— START OF PROVIDED ENTRIES —

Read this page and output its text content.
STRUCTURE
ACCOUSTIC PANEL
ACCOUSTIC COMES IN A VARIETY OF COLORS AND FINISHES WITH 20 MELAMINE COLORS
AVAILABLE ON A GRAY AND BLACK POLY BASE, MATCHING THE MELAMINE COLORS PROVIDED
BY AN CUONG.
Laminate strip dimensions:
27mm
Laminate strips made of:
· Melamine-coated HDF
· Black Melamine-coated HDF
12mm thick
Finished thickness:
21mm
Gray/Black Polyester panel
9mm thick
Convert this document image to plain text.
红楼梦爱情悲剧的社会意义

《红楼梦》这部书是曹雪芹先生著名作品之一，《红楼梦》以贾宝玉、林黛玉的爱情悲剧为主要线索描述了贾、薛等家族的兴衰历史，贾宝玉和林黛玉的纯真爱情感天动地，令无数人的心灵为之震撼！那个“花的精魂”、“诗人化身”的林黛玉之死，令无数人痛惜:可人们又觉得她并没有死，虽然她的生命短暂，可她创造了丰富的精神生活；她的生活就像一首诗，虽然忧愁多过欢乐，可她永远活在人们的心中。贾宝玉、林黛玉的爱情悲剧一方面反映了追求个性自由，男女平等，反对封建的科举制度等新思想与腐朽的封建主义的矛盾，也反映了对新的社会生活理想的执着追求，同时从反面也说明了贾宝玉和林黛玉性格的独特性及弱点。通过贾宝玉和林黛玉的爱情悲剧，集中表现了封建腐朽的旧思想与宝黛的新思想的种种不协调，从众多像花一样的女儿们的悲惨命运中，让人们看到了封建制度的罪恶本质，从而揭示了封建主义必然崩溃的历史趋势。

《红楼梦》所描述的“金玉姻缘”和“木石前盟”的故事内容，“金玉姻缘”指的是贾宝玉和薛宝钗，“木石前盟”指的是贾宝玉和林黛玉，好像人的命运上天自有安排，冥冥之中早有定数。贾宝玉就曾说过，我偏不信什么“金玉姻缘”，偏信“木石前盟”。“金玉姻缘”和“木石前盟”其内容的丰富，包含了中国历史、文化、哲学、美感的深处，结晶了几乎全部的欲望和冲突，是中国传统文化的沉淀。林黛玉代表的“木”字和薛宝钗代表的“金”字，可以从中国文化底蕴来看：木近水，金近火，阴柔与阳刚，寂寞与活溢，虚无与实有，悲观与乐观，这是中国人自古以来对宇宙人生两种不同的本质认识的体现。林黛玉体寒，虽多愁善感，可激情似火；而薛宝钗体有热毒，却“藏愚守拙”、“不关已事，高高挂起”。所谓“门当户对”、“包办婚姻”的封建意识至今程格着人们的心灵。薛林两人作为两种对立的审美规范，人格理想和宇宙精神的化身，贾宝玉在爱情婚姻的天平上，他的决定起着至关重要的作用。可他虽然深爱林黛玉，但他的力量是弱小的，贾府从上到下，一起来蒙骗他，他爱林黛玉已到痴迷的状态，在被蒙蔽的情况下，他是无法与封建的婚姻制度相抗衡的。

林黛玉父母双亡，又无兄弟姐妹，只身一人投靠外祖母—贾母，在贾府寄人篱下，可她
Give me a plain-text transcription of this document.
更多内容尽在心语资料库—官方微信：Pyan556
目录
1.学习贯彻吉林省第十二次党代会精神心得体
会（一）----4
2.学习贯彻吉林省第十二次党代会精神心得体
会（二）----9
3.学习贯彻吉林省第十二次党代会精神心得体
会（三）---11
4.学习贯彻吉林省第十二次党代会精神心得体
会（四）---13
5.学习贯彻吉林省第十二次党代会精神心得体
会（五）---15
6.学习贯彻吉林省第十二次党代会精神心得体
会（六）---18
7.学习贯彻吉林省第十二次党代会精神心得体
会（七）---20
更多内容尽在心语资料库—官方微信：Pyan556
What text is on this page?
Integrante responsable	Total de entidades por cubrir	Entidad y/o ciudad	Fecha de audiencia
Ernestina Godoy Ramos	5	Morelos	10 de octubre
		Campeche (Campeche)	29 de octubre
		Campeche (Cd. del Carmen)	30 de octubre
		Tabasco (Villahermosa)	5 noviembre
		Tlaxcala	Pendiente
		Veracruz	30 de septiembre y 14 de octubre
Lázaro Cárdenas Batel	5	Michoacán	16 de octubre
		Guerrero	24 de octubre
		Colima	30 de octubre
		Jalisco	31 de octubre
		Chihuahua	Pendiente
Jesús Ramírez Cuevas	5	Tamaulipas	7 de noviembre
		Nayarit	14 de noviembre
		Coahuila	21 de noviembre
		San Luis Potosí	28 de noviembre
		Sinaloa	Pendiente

— END OF PROVIDED ENTRIES —

* **SET EXERCISE**
Track down every line holding the string "Campeche" and copy it.

* **WRITTEN SOLUTION**
		Campeche (Campeche)	29 de octubre
		Campeche (Cd. del Carmen)	30 de octubre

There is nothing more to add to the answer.